▶ [SHORT TASK] Below are some records. Say how many of their lines contain the string "piControl", and give nothing but the number.

▶ [SUPPLIED RECORDS]

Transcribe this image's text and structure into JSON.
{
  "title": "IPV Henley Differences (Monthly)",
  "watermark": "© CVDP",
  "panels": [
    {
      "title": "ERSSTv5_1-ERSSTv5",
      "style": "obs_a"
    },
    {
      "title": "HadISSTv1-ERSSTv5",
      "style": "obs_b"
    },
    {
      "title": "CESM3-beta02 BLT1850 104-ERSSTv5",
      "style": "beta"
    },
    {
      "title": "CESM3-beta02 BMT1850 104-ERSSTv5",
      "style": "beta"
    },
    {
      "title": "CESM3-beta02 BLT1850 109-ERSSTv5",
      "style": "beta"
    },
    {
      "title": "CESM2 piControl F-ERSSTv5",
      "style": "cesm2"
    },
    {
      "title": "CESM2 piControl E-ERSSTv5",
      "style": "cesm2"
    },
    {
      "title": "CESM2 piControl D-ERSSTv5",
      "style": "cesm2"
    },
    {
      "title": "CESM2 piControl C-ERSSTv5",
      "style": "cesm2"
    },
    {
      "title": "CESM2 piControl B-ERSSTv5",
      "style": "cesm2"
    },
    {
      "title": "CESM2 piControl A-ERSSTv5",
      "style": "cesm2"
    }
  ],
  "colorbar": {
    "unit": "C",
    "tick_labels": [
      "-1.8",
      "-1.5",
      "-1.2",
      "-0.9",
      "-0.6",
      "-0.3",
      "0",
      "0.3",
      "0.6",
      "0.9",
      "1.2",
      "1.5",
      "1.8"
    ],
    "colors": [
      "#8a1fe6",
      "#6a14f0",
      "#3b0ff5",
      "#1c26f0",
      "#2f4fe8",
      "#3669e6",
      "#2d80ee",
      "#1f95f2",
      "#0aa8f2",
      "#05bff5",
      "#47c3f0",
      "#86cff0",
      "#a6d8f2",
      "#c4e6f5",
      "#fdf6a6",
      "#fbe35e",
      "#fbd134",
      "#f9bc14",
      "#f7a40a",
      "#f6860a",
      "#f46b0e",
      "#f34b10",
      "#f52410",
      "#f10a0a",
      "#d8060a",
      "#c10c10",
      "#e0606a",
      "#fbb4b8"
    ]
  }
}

▶ [ANSWER TO THIS EXERCISE] 6